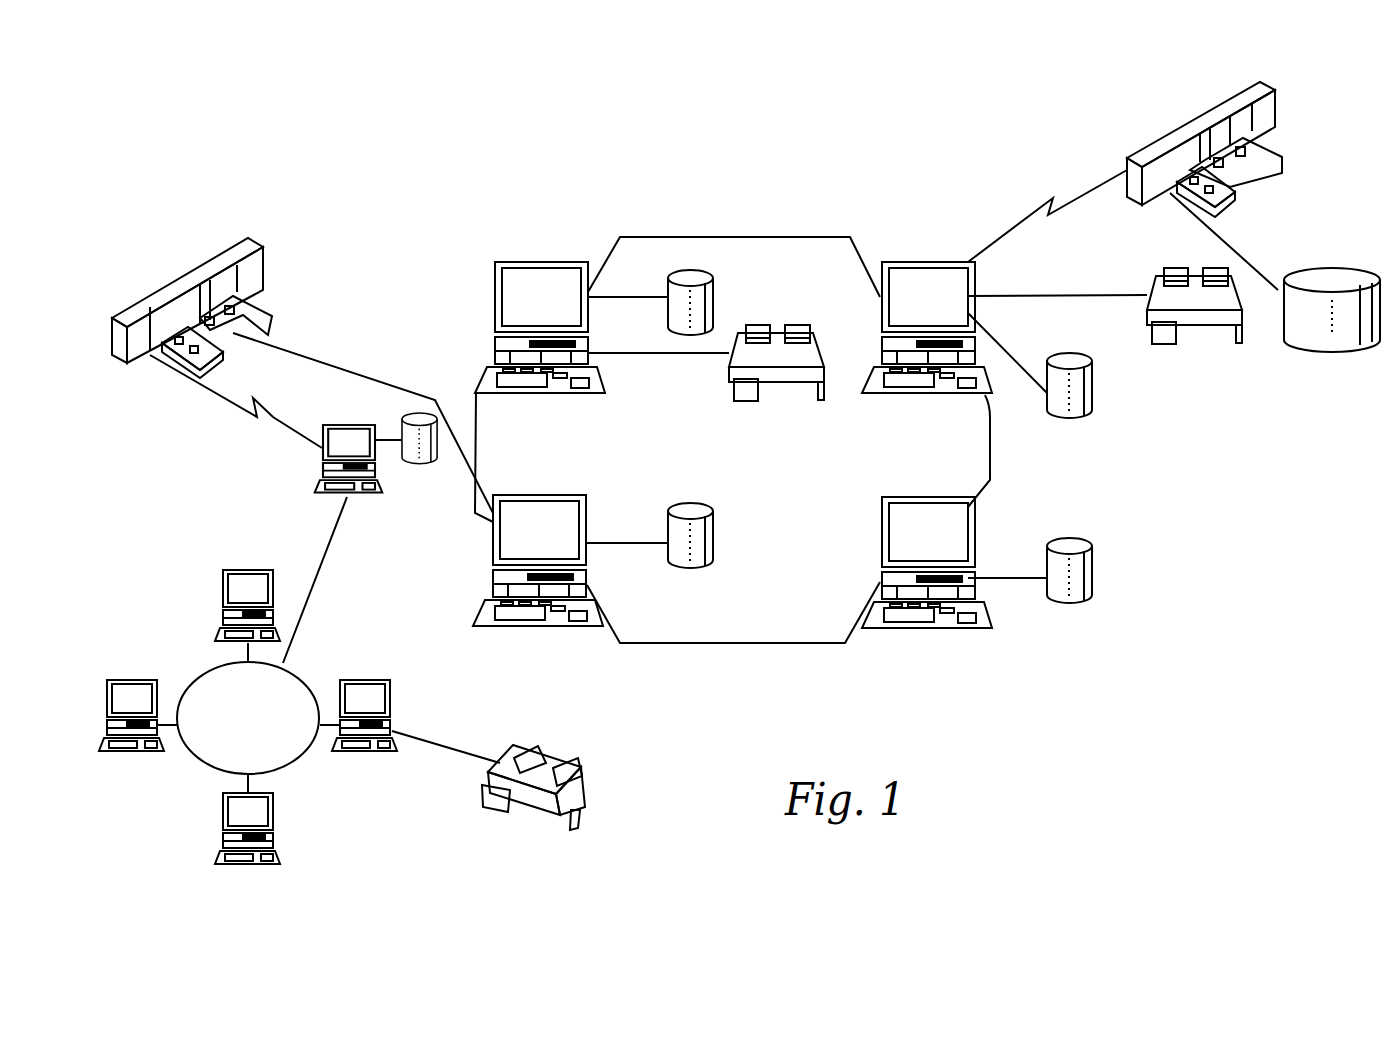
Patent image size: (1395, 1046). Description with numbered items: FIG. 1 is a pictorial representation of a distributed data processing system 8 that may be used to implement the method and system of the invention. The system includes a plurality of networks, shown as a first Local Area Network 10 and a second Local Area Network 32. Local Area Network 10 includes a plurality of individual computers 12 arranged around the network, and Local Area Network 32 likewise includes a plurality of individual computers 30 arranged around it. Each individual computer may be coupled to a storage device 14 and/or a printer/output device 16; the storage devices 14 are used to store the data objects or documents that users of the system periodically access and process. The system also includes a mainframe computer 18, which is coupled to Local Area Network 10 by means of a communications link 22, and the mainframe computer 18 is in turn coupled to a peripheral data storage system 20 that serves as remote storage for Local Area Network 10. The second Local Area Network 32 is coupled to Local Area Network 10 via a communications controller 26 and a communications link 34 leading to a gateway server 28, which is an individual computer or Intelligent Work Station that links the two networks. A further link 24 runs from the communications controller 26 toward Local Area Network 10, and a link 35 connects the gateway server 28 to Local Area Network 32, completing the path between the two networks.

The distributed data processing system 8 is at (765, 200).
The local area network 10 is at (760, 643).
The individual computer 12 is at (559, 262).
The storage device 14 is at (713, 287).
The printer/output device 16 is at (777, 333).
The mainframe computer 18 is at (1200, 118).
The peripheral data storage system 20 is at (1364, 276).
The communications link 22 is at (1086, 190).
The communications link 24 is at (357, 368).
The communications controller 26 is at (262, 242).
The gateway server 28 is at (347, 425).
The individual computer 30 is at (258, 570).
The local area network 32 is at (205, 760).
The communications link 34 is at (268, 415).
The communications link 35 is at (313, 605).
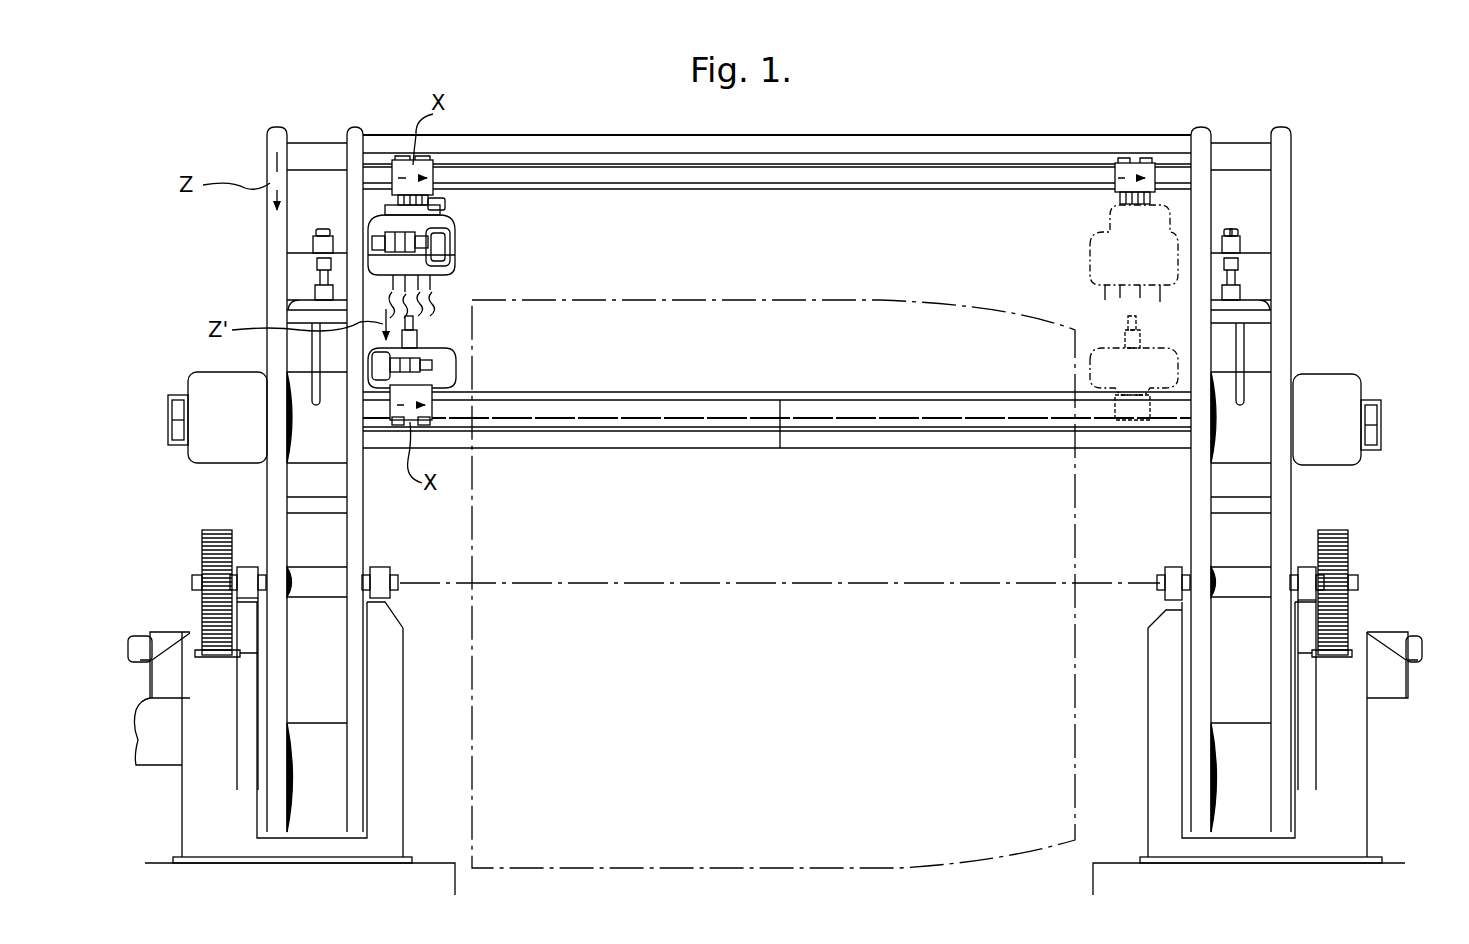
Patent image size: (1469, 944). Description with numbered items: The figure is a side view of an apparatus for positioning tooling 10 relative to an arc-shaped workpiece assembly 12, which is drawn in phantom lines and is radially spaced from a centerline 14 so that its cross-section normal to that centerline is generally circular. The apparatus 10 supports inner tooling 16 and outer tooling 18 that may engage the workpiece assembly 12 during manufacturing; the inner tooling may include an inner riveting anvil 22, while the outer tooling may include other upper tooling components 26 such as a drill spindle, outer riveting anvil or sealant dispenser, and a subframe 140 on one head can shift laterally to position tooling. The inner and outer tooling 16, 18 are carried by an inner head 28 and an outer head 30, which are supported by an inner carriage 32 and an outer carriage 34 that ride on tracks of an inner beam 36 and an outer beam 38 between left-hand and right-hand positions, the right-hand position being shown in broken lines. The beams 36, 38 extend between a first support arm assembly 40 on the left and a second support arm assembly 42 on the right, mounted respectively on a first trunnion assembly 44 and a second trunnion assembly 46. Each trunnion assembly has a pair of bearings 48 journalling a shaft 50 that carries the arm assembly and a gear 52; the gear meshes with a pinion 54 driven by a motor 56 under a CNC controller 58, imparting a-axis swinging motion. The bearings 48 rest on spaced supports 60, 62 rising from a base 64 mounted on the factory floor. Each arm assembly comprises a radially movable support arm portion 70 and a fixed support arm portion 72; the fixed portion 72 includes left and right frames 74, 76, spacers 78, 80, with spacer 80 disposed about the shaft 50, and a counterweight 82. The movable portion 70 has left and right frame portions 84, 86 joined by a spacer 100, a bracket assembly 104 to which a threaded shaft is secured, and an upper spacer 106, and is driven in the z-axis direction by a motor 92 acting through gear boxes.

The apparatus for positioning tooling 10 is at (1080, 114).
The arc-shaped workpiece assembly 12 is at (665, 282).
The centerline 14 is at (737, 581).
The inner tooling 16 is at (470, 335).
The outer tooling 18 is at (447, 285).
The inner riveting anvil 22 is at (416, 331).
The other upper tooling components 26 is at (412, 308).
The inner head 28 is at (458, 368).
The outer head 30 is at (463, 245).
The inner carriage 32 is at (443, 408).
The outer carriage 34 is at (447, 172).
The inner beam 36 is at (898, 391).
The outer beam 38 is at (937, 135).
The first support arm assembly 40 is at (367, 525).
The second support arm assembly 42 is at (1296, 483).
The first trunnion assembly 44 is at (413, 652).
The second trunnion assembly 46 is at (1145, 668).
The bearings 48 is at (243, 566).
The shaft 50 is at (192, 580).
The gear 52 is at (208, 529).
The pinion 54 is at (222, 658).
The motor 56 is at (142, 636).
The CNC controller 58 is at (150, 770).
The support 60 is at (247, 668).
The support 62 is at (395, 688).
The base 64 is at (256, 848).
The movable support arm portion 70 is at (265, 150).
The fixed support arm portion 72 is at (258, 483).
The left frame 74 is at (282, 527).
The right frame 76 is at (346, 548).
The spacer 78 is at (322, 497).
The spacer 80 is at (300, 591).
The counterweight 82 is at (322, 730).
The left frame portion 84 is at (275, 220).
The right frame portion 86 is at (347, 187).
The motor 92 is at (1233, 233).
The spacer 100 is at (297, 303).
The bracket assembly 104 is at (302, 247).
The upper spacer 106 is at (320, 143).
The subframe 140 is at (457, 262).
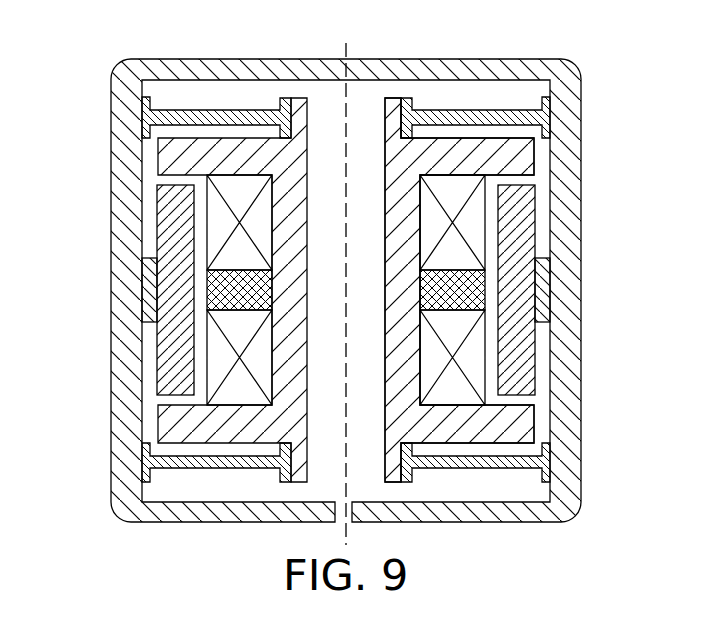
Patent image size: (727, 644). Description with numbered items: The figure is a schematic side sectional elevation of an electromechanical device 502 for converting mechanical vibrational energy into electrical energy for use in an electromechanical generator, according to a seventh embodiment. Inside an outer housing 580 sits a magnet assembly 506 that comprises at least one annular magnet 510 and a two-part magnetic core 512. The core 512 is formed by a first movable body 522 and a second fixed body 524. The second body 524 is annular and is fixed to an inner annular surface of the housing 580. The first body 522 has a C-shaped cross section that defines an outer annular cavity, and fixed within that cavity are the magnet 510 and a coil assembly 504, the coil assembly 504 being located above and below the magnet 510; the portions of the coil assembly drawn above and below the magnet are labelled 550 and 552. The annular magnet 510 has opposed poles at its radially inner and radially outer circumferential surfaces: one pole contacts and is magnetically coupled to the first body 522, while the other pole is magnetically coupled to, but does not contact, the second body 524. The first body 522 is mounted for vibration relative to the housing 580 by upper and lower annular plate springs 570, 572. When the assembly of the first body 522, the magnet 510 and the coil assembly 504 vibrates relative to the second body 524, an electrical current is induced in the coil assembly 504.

========

## Short exercise
Write out every line of the records above with no changes, omitting the pictures.

## Final result
Patent image size: (1395, 1046). Description with numbered items: FIG. 1 is a pictorial representation of a distributed data processing system 8 that may be used to implement the method and system of the invention. The system includes a plurality of networks, shown as a first Local Area Network 10 and a second Local Area Network 32. Local Area Network 10 includes a plurality of individual computers 12 arranged around the network, and Local Area Network 32 likewise includes a plurality of individual computers 30 arranged around it. Each individual computer may be coupled to a storage device 14 and/or a printer/output device 16; the storage devices 14 are used to store the data objects or documents that users of the system periodically access and process. The system also includes a mainframe computer 18, which is coupled to Local Area Network 10 by means of a communications link 22, and the mainframe computer 18 is in turn coupled to a peripheral data storage system 20 that serves as remote storage for Local Area Network 10. The second Local Area Network 32 is coupled to Local Area Network 10 via a communications controller 26 and a communications link 34 leading to a gateway server 28, which is an individual computer or Intelligent Work Station that links the two networks. A further link 24 runs from the communications controller 26 toward Local Area Network 10, and a link 35 connects the gateway server 28 to Local Area Network 32, completing the path between the two networks.

The distributed data processing system 8 is at (765, 200).
The local area network 10 is at (760, 643).
The individual computer 12 is at (559, 262).
The storage device 14 is at (713, 287).
The printer/output device 16 is at (777, 333).
The mainframe computer 18 is at (1200, 118).
The peripheral data storage system 20 is at (1364, 276).
The communications link 22 is at (1086, 190).
The communications link 24 is at (357, 368).
The communications controller 26 is at (262, 242).
The gateway server 28 is at (347, 425).
The individual computer 30 is at (258, 570).
The local area network 32 is at (205, 760).
The communications link 34 is at (268, 415).
The communications link 35 is at (313, 605).
Patent image size: (1469, 944). Description with numbered items: The figure is a side view of an apparatus for positioning tooling 10 relative to an arc-shaped workpiece assembly 12, which is drawn in phantom lines and is radially spaced from a centerline 14 so that its cross-section normal to that centerline is generally circular. The apparatus 10 supports inner tooling 16 and outer tooling 18 that may engage the workpiece assembly 12 during manufacturing; the inner tooling may include an inner riveting anvil 22, while the outer tooling may include other upper tooling components 26 such as a drill spindle, outer riveting anvil or sealant dispenser, and a subframe 140 on one head can shift laterally to position tooling. The inner and outer tooling 16, 18 are carried by an inner head 28 and an outer head 30, which are supported by an inner carriage 32 and an outer carriage 34 that ride on tracks of an inner beam 36 and an outer beam 38 between left-hand and right-hand positions, the right-hand position being shown in broken lines. The beams 36, 38 extend between a first support arm assembly 40 on the left and a second support arm assembly 42 on the right, mounted respectively on a first trunnion assembly 44 and a second trunnion assembly 46. Each trunnion assembly has a pair of bearings 48 journalling a shaft 50 that carries the arm assembly and a gear 52; the gear meshes with a pinion 54 driven by a motor 56 under a CNC controller 58, imparting a-axis swinging motion. The bearings 48 rest on spaced supports 60, 62 rising from a base 64 mounted on the factory floor. Each arm assembly comprises a radially movable support arm portion 70 and a fixed support arm portion 72; the fixed portion 72 includes left and right frames 74, 76, spacers 78, 80, with spacer 80 disposed about the shaft 50, and a counterweight 82. The movable portion 70 has left and right frame portions 84, 86 joined by a spacer 100, a bracket assembly 104 to which a threaded shaft is secured, and an upper spacer 106, and is driven in the z-axis direction by a motor 92 acting through gear boxes.

The apparatus for positioning tooling 10 is at (1080, 114).
The arc-shaped workpiece assembly 12 is at (665, 282).
The centerline 14 is at (737, 581).
The inner tooling 16 is at (470, 335).
The outer tooling 18 is at (447, 285).
The inner riveting anvil 22 is at (416, 331).
The other upper tooling components 26 is at (412, 308).
The inner head 28 is at (458, 368).
The outer head 30 is at (463, 245).
The inner carriage 32 is at (443, 408).
The outer carriage 34 is at (447, 172).
The inner beam 36 is at (898, 391).
The outer beam 38 is at (937, 135).
The first support arm assembly 40 is at (367, 525).
The second support arm assembly 42 is at (1296, 483).
The first trunnion assembly 44 is at (413, 652).
The second trunnion assembly 46 is at (1145, 668).
The bearings 48 is at (243, 566).
The shaft 50 is at (192, 580).
The gear 52 is at (208, 529).
The pinion 54 is at (222, 658).
The motor 56 is at (142, 636).
The CNC controller 58 is at (150, 770).
The support 60 is at (247, 668).
The support 62 is at (395, 688).
The base 64 is at (256, 848).
The movable support arm portion 70 is at (265, 150).
The fixed support arm portion 72 is at (258, 483).
The left frame 74 is at (282, 527).
The right frame 76 is at (346, 548).
The spacer 78 is at (322, 497).
The spacer 80 is at (300, 591).
The counterweight 82 is at (322, 730).
The left frame portion 84 is at (275, 220).
The right frame portion 86 is at (347, 187).
The motor 92 is at (1233, 233).
The spacer 100 is at (297, 303).
The bracket assembly 104 is at (302, 247).
The upper spacer 106 is at (320, 143).
The subframe 140 is at (457, 262).
Patent image size: (727, 644). Description with numbered items: The figure is a schematic side sectional elevation of an electromechanical device 502 for converting mechanical vibrational energy into electrical energy for use in an electromechanical generator, according to a seventh embodiment. Inside an outer housing 580 sits a magnet assembly 506 that comprises at least one annular magnet 510 and a two-part magnetic core 512. The core 512 is formed by a first movable body 522 and a second fixed body 524. The second body 524 is annular and is fixed to an inner annular surface of the housing 580. The first body 522 has a C-shaped cross section that defines an outer annular cavity, and fixed within that cavity are the magnet 510 and a coil assembly 504, the coil assembly 504 being located above and below the magnet 510; the portions of the coil assembly drawn above and below the magnet are labelled 550 and 552. The annular magnet 510 has opposed poles at its radially inner and radially outer circumferential surfaces: one pole contacts and is magnetically coupled to the first body 522, while the other pole is magnetically coupled to, but does not contact, the second body 524. The first body 522 is mounted for vibration relative to the housing 580 by upper and lower annular plate springs 570, 572. When the assembly of the first body 522, the magnet 510 and the coil assembly 504 vibrates relative to the second body 524, an electrical current is induced in the coil assembly 504.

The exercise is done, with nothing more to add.